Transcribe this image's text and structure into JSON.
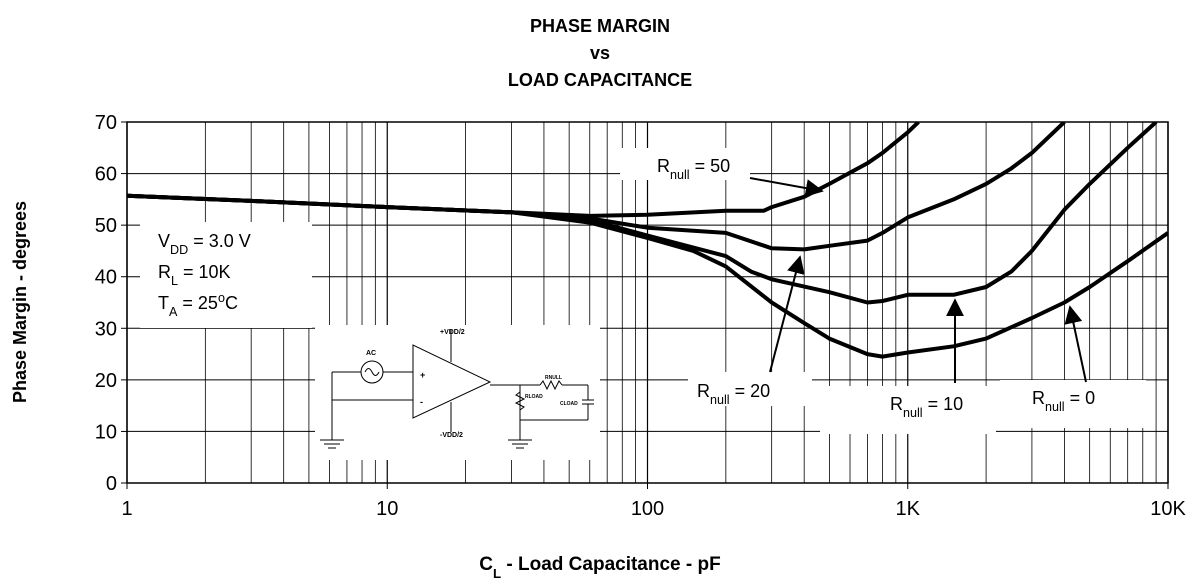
{
  "chart_data": {
    "type": "line",
    "title": [
      "PHASE MARGIN",
      "vs",
      "LOAD CAPACITANCE"
    ],
    "x_label": [
      {
        "t": "C"
      },
      {
        "t": "L",
        "sub": true
      },
      {
        "t": " - Load Capacitance - pF"
      }
    ],
    "y_label": "Phase Margin - degrees",
    "xscale": "log",
    "xlim": [
      1,
      10000
    ],
    "ylim": [
      0,
      70
    ],
    "xticks": [
      1,
      10,
      100,
      {
        "value": 1000,
        "label": "1K"
      },
      {
        "value": 10000,
        "label": "10K"
      }
    ],
    "yticks": [
      0,
      10,
      20,
      30,
      40,
      50,
      60,
      70
    ],
    "grid": true,
    "minor_grid": true,
    "conditions": [
      [
        {
          "t": "V"
        },
        {
          "t": "DD",
          "sub": true
        },
        {
          "t": " = 3.0 V"
        }
      ],
      [
        {
          "t": "R"
        },
        {
          "t": "L",
          "sub": true
        },
        {
          "t": " = 10K"
        }
      ],
      [
        {
          "t": "T"
        },
        {
          "t": "A",
          "sub": true
        },
        {
          "t": " = 25"
        },
        {
          "t": "o",
          "sup": true
        },
        {
          "t": "C"
        }
      ]
    ],
    "circuit_labels": [
      "AC",
      "+VDD/2",
      "-VDD/2",
      "+",
      "-",
      "RNULL",
      "RLOAD",
      "CLOAD"
    ],
    "series": [
      {
        "label": [
          {
            "t": "R"
          },
          {
            "t": "null",
            "sub": true
          },
          {
            "t": " = 50"
          }
        ],
        "color": "#000000",
        "x": [
          1,
          3,
          10,
          30,
          60,
          100,
          200,
          280,
          300,
          400,
          500,
          700,
          800,
          1000,
          1100
        ],
        "values": [
          55.7,
          54.7,
          53.5,
          52.5,
          51.8,
          52,
          52.8,
          52.8,
          53.5,
          55.5,
          58,
          62,
          64,
          68,
          70
        ]
      },
      {
        "label": [
          {
            "t": "R"
          },
          {
            "t": "null",
            "sub": true
          },
          {
            "t": " = 20"
          }
        ],
        "color": "#000000",
        "x": [
          1,
          3,
          10,
          30,
          60,
          100,
          200,
          300,
          400,
          500,
          700,
          800,
          1000,
          1500,
          2000,
          2500,
          3000,
          4000
        ],
        "values": [
          55.7,
          54.7,
          53.5,
          52.5,
          51.3,
          49.5,
          48.5,
          45.5,
          45.3,
          46,
          47,
          48.5,
          51.5,
          55,
          58,
          61,
          64,
          70
        ]
      },
      {
        "label": [
          {
            "t": "R"
          },
          {
            "t": "null",
            "sub": true
          },
          {
            "t": " = 10"
          }
        ],
        "color": "#000000",
        "x": [
          1,
          3,
          10,
          30,
          60,
          100,
          200,
          250,
          300,
          500,
          700,
          800,
          1000,
          1500,
          2000,
          2500,
          3000,
          4000,
          5000,
          7000,
          9000
        ],
        "values": [
          55.7,
          54.7,
          53.5,
          52.5,
          51,
          48,
          44,
          41,
          39.5,
          37,
          35,
          35.3,
          36.5,
          36.5,
          38,
          41,
          45,
          53,
          58,
          65,
          70
        ]
      },
      {
        "label": [
          {
            "t": "R"
          },
          {
            "t": "null",
            "sub": true
          },
          {
            "t": " = 0"
          }
        ],
        "color": "#000000",
        "x": [
          1,
          3,
          10,
          30,
          60,
          100,
          150,
          200,
          300,
          400,
          500,
          700,
          800,
          1000,
          1500,
          2000,
          3000,
          4000,
          5000,
          7000,
          10000
        ],
        "values": [
          55.7,
          54.7,
          53.5,
          52.5,
          50.5,
          47.5,
          45,
          42,
          35,
          31,
          28,
          25,
          24.5,
          25.3,
          26.5,
          28,
          32,
          35,
          38,
          43,
          48.5
        ]
      }
    ]
  }
}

Directions: Print every record above exactly as written, leaving out the pictures.

Problem solution:
Transcribe this image's text and structure into JSON.
{
  "chart_data": {
    "type": "line",
    "title": [
      "PHASE MARGIN",
      "vs",
      "LOAD CAPACITANCE"
    ],
    "x_label": [
      {
        "t": "C"
      },
      {
        "t": "L",
        "sub": true
      },
      {
        "t": " - Load Capacitance - pF"
      }
    ],
    "y_label": "Phase Margin - degrees",
    "xscale": "log",
    "xlim": [
      1,
      10000
    ],
    "ylim": [
      0,
      70
    ],
    "xticks": [
      1,
      10,
      100,
      {
        "value": 1000,
        "label": "1K"
      },
      {
        "value": 10000,
        "label": "10K"
      }
    ],
    "yticks": [
      0,
      10,
      20,
      30,
      40,
      50,
      60,
      70
    ],
    "grid": true,
    "minor_grid": true,
    "conditions": [
      [
        {
          "t": "V"
        },
        {
          "t": "DD",
          "sub": true
        },
        {
          "t": " = 3.0 V"
        }
      ],
      [
        {
          "t": "R"
        },
        {
          "t": "L",
          "sub": true
        },
        {
          "t": " = 10K"
        }
      ],
      [
        {
          "t": "T"
        },
        {
          "t": "A",
          "sub": true
        },
        {
          "t": " = 25"
        },
        {
          "t": "o",
          "sup": true
        },
        {
          "t": "C"
        }
      ]
    ],
    "circuit_labels": [
      "AC",
      "+VDD/2",
      "-VDD/2",
      "+",
      "-",
      "RNULL",
      "RLOAD",
      "CLOAD"
    ],
    "series": [
      {
        "label": [
          {
            "t": "R"
          },
          {
            "t": "null",
            "sub": true
          },
          {
            "t": " = 50"
          }
        ],
        "color": "#000000",
        "x": [
          1,
          3,
          10,
          30,
          60,
          100,
          200,
          280,
          300,
          400,
          500,
          700,
          800,
          1000,
          1100
        ],
        "values": [
          55.7,
          54.7,
          53.5,
          52.5,
          51.8,
          52,
          52.8,
          52.8,
          53.5,
          55.5,
          58,
          62,
          64,
          68,
          70
        ]
      },
      {
        "label": [
          {
            "t": "R"
          },
          {
            "t": "null",
            "sub": true
          },
          {
            "t": " = 20"
          }
        ],
        "color": "#000000",
        "x": [
          1,
          3,
          10,
          30,
          60,
          100,
          200,
          300,
          400,
          500,
          700,
          800,
          1000,
          1500,
          2000,
          2500,
          3000,
          4000
        ],
        "values": [
          55.7,
          54.7,
          53.5,
          52.5,
          51.3,
          49.5,
          48.5,
          45.5,
          45.3,
          46,
          47,
          48.5,
          51.5,
          55,
          58,
          61,
          64,
          70
        ]
      },
      {
        "label": [
          {
            "t": "R"
          },
          {
            "t": "null",
            "sub": true
          },
          {
            "t": " = 10"
          }
        ],
        "color": "#000000",
        "x": [
          1,
          3,
          10,
          30,
          60,
          100,
          200,
          250,
          300,
          500,
          700,
          800,
          1000,
          1500,
          2000,
          2500,
          3000,
          4000,
          5000,
          7000,
          9000
        ],
        "values": [
          55.7,
          54.7,
          53.5,
          52.5,
          51,
          48,
          44,
          41,
          39.5,
          37,
          35,
          35.3,
          36.5,
          36.5,
          38,
          41,
          45,
          53,
          58,
          65,
          70
        ]
      },
      {
        "label": [
          {
            "t": "R"
          },
          {
            "t": "null",
            "sub": true
          },
          {
            "t": " = 0"
          }
        ],
        "color": "#000000",
        "x": [
          1,
          3,
          10,
          30,
          60,
          100,
          150,
          200,
          300,
          400,
          500,
          700,
          800,
          1000,
          1500,
          2000,
          3000,
          4000,
          5000,
          7000,
          10000
        ],
        "values": [
          55.7,
          54.7,
          53.5,
          52.5,
          50.5,
          47.5,
          45,
          42,
          35,
          31,
          28,
          25,
          24.5,
          25.3,
          26.5,
          28,
          32,
          35,
          38,
          43,
          48.5
        ]
      }
    ]
  }
}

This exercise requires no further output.